↓

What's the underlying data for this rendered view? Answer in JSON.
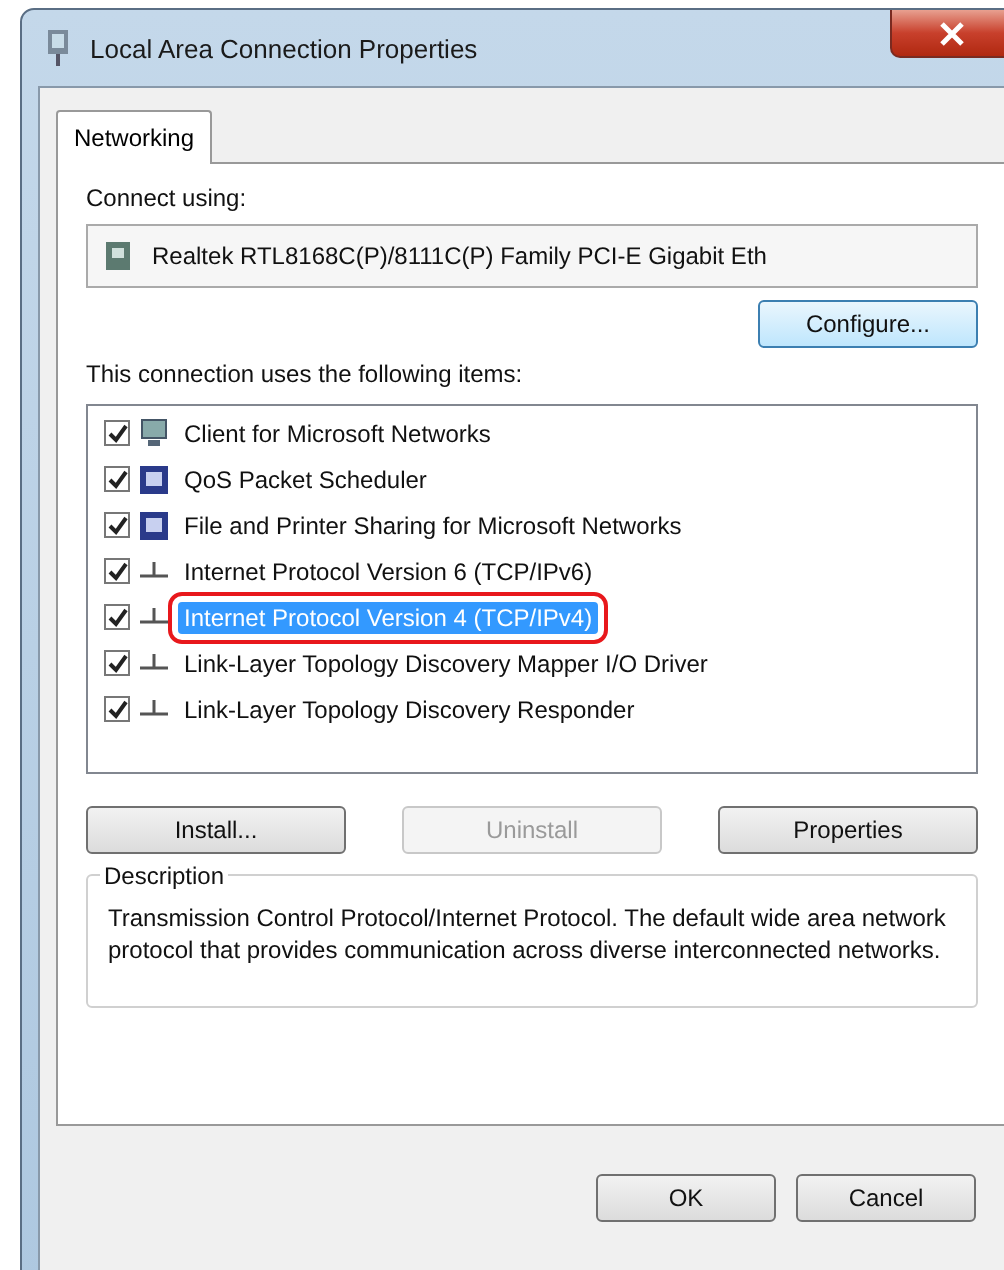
{
  "window": {
    "title": "Local Area Connection Properties"
  },
  "tabs": [
    {
      "label": "Networking",
      "selected": true
    }
  ],
  "connect_using": {
    "label": "Connect using:",
    "adapter": "Realtek RTL8168C(P)/8111C(P) Family PCI-E Gigabit Eth"
  },
  "configure_button": "Configure...",
  "items_label": "This connection uses the following items:",
  "items": [
    {
      "name": "Client for Microsoft Networks",
      "kind": "client",
      "checked": true,
      "selected": false,
      "annotated": false
    },
    {
      "name": "QoS Packet Scheduler",
      "kind": "service",
      "checked": true,
      "selected": false,
      "annotated": false
    },
    {
      "name": "File and Printer Sharing for Microsoft Networks",
      "kind": "service",
      "checked": true,
      "selected": false,
      "annotated": false
    },
    {
      "name": "Internet Protocol Version 6 (TCP/IPv6)",
      "kind": "protocol",
      "checked": true,
      "selected": false,
      "annotated": false
    },
    {
      "name": "Internet Protocol Version 4 (TCP/IPv4)",
      "kind": "protocol",
      "checked": true,
      "selected": true,
      "annotated": true
    },
    {
      "name": "Link-Layer Topology Discovery Mapper I/O Driver",
      "kind": "protocol",
      "checked": true,
      "selected": false,
      "annotated": false
    },
    {
      "name": "Link-Layer Topology Discovery Responder",
      "kind": "protocol",
      "checked": true,
      "selected": false,
      "annotated": false
    }
  ],
  "item_buttons": [
    {
      "label": "Install...",
      "disabled": false
    },
    {
      "label": "Uninstall",
      "disabled": true
    },
    {
      "label": "Properties",
      "disabled": false
    }
  ],
  "description": {
    "heading": "Description",
    "text": "Transmission Control Protocol/Internet Protocol. The default wide area network protocol that provides communication across diverse interconnected networks."
  },
  "dialog_buttons": [
    "OK",
    "Cancel"
  ]
}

↑

Your task: Quote everything in the listing above exactly; pictures are the only thing to omit.

The response:
What's the underlying data for this rendered view? Answer in JSON.
{
  "window": {
    "title": "Local Area Connection Properties"
  },
  "tabs": [
    {
      "label": "Networking",
      "selected": true
    }
  ],
  "connect_using": {
    "label": "Connect using:",
    "adapter": "Realtek RTL8168C(P)/8111C(P) Family PCI-E Gigabit Eth"
  },
  "configure_button": "Configure...",
  "items_label": "This connection uses the following items:",
  "items": [
    {
      "name": "Client for Microsoft Networks",
      "kind": "client",
      "checked": true,
      "selected": false,
      "annotated": false
    },
    {
      "name": "QoS Packet Scheduler",
      "kind": "service",
      "checked": true,
      "selected": false,
      "annotated": false
    },
    {
      "name": "File and Printer Sharing for Microsoft Networks",
      "kind": "service",
      "checked": true,
      "selected": false,
      "annotated": false
    },
    {
      "name": "Internet Protocol Version 6 (TCP/IPv6)",
      "kind": "protocol",
      "checked": true,
      "selected": false,
      "annotated": false
    },
    {
      "name": "Internet Protocol Version 4 (TCP/IPv4)",
      "kind": "protocol",
      "checked": true,
      "selected": true,
      "annotated": true
    },
    {
      "name": "Link-Layer Topology Discovery Mapper I/O Driver",
      "kind": "protocol",
      "checked": true,
      "selected": false,
      "annotated": false
    },
    {
      "name": "Link-Layer Topology Discovery Responder",
      "kind": "protocol",
      "checked": true,
      "selected": false,
      "annotated": false
    }
  ],
  "item_buttons": [
    {
      "label": "Install...",
      "disabled": false
    },
    {
      "label": "Uninstall",
      "disabled": true
    },
    {
      "label": "Properties",
      "disabled": false
    }
  ],
  "description": {
    "heading": "Description",
    "text": "Transmission Control Protocol/Internet Protocol. The default wide area network protocol that provides communication across diverse interconnected networks."
  },
  "dialog_buttons": [
    "OK",
    "Cancel"
  ]
}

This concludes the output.